DATA FOR THIS TASK ->
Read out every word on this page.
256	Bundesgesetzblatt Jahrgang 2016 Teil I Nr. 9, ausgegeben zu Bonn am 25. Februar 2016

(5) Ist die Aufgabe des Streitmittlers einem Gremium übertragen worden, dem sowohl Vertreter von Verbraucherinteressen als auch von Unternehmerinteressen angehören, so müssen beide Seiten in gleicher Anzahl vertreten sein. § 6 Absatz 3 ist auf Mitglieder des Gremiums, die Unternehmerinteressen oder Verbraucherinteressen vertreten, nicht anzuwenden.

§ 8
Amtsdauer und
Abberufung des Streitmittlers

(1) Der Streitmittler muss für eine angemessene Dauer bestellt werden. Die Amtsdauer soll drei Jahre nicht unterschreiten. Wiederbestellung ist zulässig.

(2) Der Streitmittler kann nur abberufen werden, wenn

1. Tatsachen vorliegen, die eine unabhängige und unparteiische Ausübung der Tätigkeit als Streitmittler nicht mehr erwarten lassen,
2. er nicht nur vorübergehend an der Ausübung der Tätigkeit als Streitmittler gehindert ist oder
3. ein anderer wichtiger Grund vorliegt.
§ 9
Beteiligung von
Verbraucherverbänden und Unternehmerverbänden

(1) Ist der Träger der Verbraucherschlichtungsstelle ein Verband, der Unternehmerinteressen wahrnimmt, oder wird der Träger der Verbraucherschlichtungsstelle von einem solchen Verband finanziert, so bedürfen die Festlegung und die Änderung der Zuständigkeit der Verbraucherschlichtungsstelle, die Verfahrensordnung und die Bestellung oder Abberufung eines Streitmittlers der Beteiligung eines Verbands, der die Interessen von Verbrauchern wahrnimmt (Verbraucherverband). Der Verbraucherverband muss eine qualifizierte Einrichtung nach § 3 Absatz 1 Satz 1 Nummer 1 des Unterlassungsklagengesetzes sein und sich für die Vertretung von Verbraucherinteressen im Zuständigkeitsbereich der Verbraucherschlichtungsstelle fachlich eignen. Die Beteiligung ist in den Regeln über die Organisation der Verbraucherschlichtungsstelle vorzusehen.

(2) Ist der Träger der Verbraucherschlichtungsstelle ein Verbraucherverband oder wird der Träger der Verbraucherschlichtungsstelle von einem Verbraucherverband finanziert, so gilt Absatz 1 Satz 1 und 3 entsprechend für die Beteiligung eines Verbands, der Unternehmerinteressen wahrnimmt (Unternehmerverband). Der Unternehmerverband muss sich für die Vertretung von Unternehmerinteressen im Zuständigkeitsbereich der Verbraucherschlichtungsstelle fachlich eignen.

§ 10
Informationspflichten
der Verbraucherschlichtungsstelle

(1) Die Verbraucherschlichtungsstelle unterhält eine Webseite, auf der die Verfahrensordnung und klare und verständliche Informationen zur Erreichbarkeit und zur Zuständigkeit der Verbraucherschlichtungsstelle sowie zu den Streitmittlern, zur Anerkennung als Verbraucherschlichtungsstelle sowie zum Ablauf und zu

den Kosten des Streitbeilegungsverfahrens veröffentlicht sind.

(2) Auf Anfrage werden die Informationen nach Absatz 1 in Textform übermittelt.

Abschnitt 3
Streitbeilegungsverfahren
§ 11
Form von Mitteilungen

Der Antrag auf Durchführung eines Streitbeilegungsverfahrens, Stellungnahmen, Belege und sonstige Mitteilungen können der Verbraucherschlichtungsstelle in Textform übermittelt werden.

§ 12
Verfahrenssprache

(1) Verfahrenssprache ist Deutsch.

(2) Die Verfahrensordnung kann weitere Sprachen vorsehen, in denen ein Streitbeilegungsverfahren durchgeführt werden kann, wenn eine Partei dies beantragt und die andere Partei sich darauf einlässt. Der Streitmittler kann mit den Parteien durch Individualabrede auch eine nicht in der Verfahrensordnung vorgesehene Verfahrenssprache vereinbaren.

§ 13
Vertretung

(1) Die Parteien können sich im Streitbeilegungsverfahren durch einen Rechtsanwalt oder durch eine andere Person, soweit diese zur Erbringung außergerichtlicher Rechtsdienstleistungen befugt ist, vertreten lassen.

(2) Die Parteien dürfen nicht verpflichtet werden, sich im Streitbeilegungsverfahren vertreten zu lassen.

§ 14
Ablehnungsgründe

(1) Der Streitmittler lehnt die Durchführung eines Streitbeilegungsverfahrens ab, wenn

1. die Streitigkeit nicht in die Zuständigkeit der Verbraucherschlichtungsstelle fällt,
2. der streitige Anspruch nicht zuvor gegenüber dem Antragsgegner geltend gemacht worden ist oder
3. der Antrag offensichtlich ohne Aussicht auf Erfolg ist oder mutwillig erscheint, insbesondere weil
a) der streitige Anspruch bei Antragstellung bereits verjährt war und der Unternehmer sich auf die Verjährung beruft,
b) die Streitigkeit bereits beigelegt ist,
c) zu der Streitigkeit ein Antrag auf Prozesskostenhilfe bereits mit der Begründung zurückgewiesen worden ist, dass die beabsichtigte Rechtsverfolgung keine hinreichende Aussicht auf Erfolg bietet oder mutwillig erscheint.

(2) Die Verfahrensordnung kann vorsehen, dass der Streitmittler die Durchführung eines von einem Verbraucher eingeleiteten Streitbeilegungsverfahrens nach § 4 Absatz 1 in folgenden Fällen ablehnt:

EXERCISE TASK ->
Gather, from the listing above, every line carrying the word "vorsehen".

FINAL RESULT ->
(2) Die Verfahrensordnung kann weitere Sprachen vorsehen, in denen ein Streitbeilegungsverfahren durchgeführt werden kann, wenn eine Partei dies beantragt und die andere Partei sich darauf einlässt. Der Streitmittler kann mit den Parteien durch Individualabrede auch eine nicht in der Verfahrensordnung vorgesehene Verfahrenssprache vereinbaren.
(2) Die Verfahrensordnung kann vorsehen, dass der Streitmittler die Durchführung eines von einem Verbraucher eingeleiteten Streitbeilegungsverfahrens nach § 4 Absatz 1 in folgenden Fällen ablehnt:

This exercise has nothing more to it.